═════ Supplied material

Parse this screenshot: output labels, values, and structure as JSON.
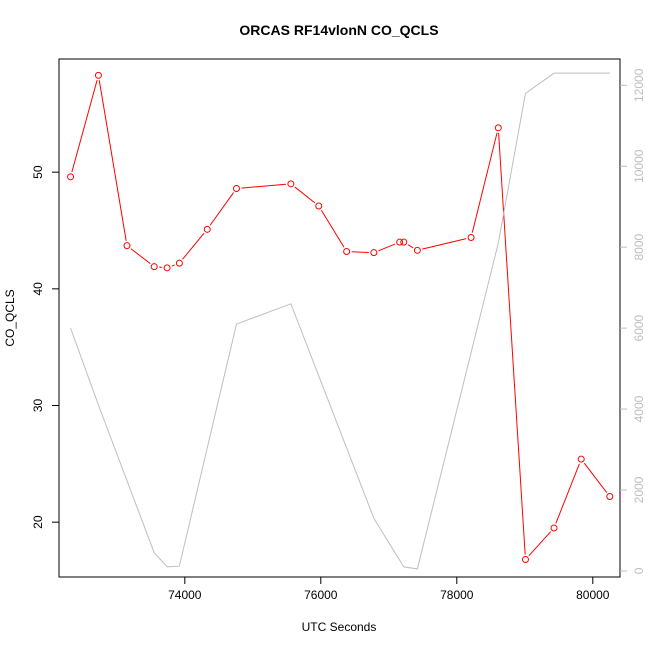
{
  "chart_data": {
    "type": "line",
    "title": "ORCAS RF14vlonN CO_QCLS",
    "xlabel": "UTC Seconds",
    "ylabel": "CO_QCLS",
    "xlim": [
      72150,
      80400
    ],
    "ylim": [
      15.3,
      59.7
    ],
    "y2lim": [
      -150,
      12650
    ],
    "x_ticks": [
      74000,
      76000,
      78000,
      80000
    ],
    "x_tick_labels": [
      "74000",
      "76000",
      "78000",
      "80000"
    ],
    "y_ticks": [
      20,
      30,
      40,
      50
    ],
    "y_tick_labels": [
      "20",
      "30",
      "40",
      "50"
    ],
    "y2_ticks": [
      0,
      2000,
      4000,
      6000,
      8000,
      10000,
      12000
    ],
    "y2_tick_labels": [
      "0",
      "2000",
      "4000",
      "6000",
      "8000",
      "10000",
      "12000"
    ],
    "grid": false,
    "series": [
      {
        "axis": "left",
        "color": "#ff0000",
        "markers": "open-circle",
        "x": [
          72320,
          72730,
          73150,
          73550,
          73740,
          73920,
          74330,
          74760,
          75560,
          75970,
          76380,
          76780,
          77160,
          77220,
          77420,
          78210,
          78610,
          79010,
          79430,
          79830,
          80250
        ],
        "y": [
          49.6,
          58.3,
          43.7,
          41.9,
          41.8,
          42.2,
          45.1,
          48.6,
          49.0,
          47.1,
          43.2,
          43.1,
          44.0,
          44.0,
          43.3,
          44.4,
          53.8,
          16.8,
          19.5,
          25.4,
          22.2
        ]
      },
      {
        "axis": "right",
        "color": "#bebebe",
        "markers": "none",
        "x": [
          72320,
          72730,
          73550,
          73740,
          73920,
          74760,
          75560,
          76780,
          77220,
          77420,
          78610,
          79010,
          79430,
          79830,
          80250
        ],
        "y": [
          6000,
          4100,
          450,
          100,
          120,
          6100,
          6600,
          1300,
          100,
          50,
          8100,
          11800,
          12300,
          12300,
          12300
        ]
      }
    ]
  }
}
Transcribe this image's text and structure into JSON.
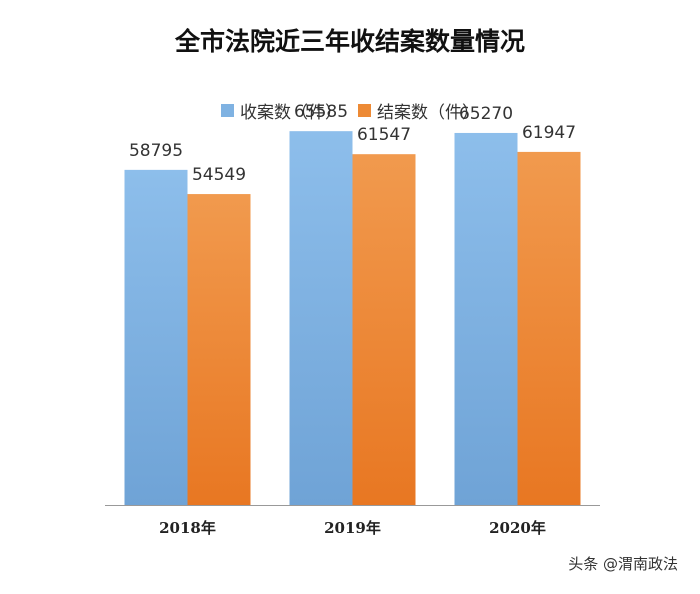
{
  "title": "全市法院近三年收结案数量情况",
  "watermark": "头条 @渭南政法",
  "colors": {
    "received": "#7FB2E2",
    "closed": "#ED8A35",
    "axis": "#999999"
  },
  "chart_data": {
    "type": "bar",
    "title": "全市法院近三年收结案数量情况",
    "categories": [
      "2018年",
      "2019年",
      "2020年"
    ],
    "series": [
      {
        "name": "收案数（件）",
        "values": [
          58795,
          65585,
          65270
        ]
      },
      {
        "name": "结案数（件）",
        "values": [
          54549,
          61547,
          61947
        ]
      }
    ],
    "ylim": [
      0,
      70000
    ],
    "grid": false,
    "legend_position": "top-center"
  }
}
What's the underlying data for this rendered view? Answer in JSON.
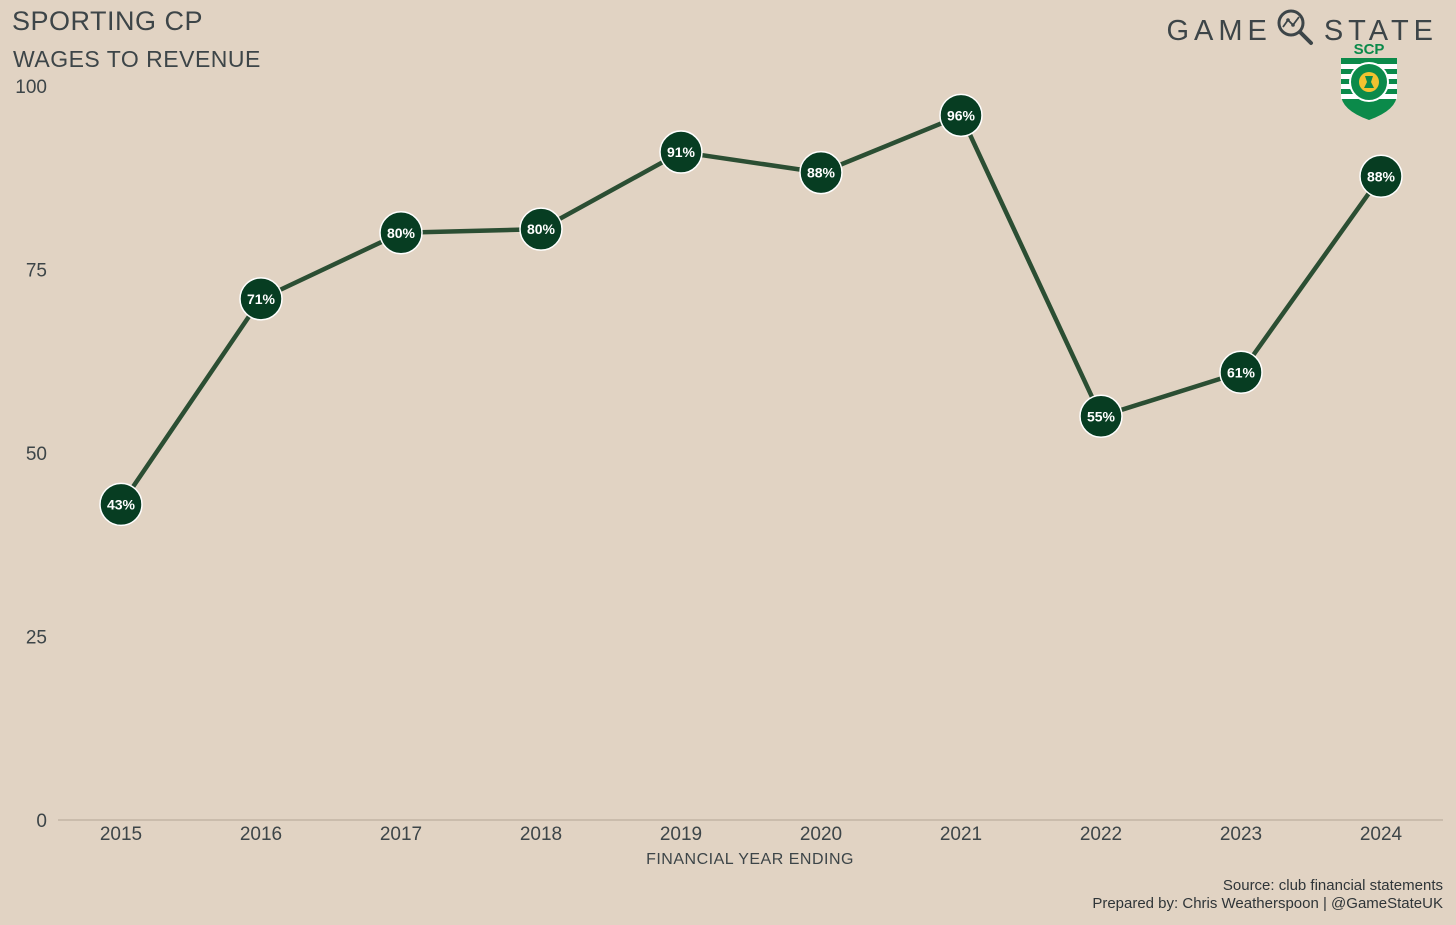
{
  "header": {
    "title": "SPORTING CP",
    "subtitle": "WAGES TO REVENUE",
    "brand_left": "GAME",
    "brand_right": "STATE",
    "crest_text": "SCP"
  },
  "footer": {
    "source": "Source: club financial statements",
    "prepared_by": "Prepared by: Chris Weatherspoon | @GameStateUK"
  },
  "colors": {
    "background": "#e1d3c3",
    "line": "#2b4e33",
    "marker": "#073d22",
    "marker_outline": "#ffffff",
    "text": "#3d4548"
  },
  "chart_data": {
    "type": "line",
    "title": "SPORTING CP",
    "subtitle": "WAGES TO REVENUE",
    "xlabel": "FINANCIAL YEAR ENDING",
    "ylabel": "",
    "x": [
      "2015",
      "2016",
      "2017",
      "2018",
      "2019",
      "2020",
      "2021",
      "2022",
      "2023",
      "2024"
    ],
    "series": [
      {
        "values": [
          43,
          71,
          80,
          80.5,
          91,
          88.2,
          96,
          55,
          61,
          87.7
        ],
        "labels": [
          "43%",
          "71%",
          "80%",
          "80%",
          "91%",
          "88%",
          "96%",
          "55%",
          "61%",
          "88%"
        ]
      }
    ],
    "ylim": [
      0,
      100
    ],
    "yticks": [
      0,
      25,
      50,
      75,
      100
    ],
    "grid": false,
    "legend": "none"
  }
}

══════════

## The problem
State how many lines of the listing include the word "xlabel". Reply with the number alone.

## Solution to this task
2